Dataset entries

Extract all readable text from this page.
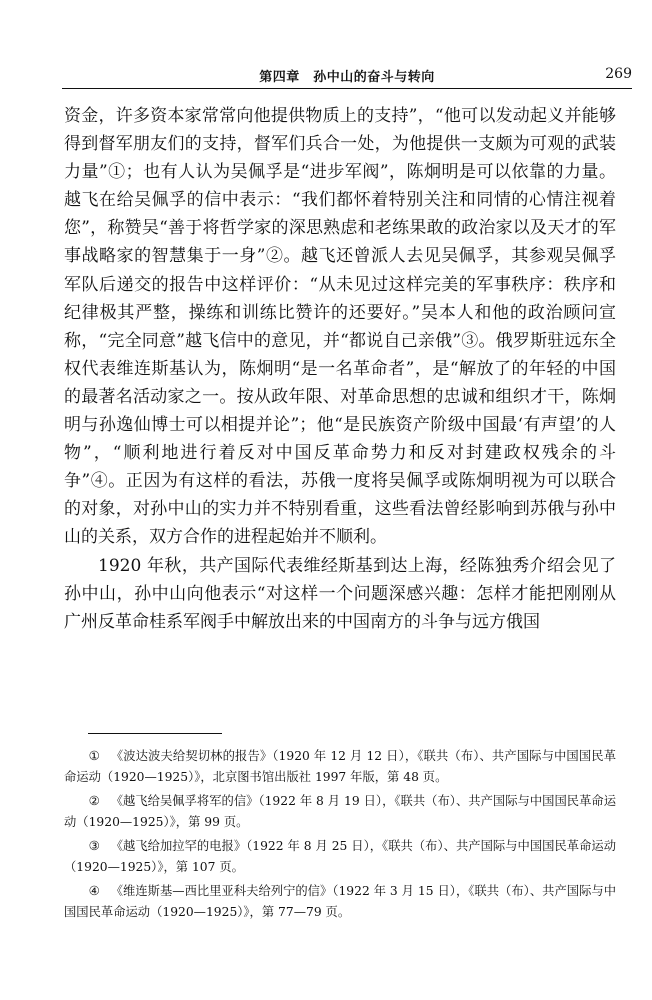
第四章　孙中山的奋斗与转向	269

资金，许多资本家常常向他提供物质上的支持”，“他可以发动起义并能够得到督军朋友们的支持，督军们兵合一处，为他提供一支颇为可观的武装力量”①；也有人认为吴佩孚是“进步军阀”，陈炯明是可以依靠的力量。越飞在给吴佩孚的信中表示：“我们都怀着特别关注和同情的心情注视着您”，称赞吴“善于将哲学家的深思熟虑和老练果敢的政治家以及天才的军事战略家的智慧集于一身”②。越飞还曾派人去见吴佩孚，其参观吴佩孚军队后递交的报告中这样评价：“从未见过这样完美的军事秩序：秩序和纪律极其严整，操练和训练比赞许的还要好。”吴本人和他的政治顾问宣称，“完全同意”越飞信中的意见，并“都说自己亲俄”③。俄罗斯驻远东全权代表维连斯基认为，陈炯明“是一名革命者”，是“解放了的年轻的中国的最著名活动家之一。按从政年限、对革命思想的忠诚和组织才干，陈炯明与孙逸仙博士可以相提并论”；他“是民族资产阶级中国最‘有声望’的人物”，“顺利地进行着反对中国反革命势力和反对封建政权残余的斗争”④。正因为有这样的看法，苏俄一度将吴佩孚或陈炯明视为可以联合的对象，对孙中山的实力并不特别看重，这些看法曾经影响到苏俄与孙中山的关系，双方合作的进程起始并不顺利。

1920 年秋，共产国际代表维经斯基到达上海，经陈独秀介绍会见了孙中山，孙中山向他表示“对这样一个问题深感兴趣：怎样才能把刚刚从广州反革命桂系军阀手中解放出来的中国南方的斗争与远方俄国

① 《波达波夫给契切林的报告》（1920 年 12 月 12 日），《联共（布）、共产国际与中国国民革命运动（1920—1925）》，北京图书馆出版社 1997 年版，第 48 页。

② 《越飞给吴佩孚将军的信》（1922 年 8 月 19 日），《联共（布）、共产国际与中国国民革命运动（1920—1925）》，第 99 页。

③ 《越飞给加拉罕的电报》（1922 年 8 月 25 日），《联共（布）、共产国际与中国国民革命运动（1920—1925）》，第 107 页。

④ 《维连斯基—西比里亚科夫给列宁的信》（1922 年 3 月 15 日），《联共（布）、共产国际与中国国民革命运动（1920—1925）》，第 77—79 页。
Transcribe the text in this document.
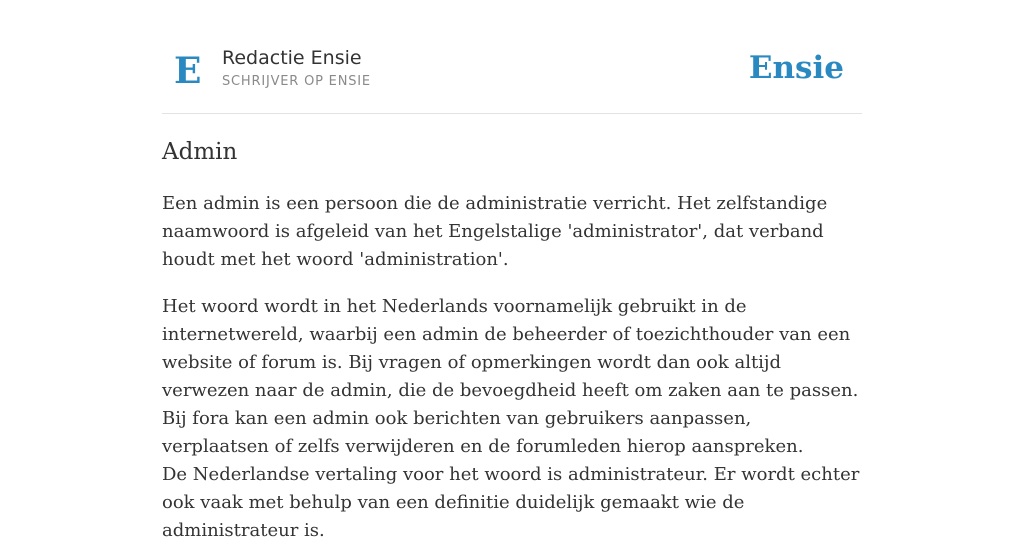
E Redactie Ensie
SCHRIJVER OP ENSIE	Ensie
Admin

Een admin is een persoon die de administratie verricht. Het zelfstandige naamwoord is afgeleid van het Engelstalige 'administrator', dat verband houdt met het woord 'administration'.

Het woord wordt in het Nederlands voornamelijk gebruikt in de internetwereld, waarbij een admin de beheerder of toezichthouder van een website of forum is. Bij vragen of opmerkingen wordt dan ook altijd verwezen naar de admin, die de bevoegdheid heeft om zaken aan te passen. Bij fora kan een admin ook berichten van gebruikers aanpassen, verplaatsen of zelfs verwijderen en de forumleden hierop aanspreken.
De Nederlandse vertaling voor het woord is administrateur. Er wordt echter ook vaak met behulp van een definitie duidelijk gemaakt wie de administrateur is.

» **Exercise objective**
Write out the full listing verbatim, excluding its pictures.

» **The reply**
Extract all readable text from this page.
第四章　孙中山的奋斗与转向	269

资金，许多资本家常常向他提供物质上的支持”，“他可以发动起义并能够得到督军朋友们的支持，督军们兵合一处，为他提供一支颇为可观的武装力量”①；也有人认为吴佩孚是“进步军阀”，陈炯明是可以依靠的力量。越飞在给吴佩孚的信中表示：“我们都怀着特别关注和同情的心情注视着您”，称赞吴“善于将哲学家的深思熟虑和老练果敢的政治家以及天才的军事战略家的智慧集于一身”②。越飞还曾派人去见吴佩孚，其参观吴佩孚军队后递交的报告中这样评价：“从未见过这样完美的军事秩序：秩序和纪律极其严整，操练和训练比赞许的还要好。”吴本人和他的政治顾问宣称，“完全同意”越飞信中的意见，并“都说自己亲俄”③。俄罗斯驻远东全权代表维连斯基认为，陈炯明“是一名革命者”，是“解放了的年轻的中国的最著名活动家之一。按从政年限、对革命思想的忠诚和组织才干，陈炯明与孙逸仙博士可以相提并论”；他“是民族资产阶级中国最‘有声望’的人物”，“顺利地进行着反对中国反革命势力和反对封建政权残余的斗争”④。正因为有这样的看法，苏俄一度将吴佩孚或陈炯明视为可以联合的对象，对孙中山的实力并不特别看重，这些看法曾经影响到苏俄与孙中山的关系，双方合作的进程起始并不顺利。

1920 年秋，共产国际代表维经斯基到达上海，经陈独秀介绍会见了孙中山，孙中山向他表示“对这样一个问题深感兴趣：怎样才能把刚刚从广州反革命桂系军阀手中解放出来的中国南方的斗争与远方俄国

① 《波达波夫给契切林的报告》（1920 年 12 月 12 日），《联共（布）、共产国际与中国国民革命运动（1920—1925）》，北京图书馆出版社 1997 年版，第 48 页。

② 《越飞给吴佩孚将军的信》（1922 年 8 月 19 日），《联共（布）、共产国际与中国国民革命运动（1920—1925）》，第 99 页。

③ 《越飞给加拉罕的电报》（1922 年 8 月 25 日），《联共（布）、共产国际与中国国民革命运动（1920—1925）》，第 107 页。

④ 《维连斯基—西比里亚科夫给列宁的信》（1922 年 3 月 15 日），《联共（布）、共产国际与中国国民革命运动（1920—1925）》，第 77—79 页。
Transcribe the text in this document.
E Redactie Ensie
SCHRIJVER OP ENSIE	Ensie
Admin

Een admin is een persoon die de administratie verricht. Het zelfstandige naamwoord is afgeleid van het Engelstalige 'administrator', dat verband houdt met het woord 'administration'.

Het woord wordt in het Nederlands voornamelijk gebruikt in de internetwereld, waarbij een admin de beheerder of toezichthouder van een website of forum is. Bij vragen of opmerkingen wordt dan ook altijd verwezen naar de admin, die de bevoegdheid heeft om zaken aan te passen. Bij fora kan een admin ook berichten van gebruikers aanpassen, verplaatsen of zelfs verwijderen en de forumleden hierop aanspreken.
De Nederlandse vertaling voor het woord is administrateur. Er wordt echter ook vaak met behulp van een definitie duidelijk gemaakt wie de administrateur is.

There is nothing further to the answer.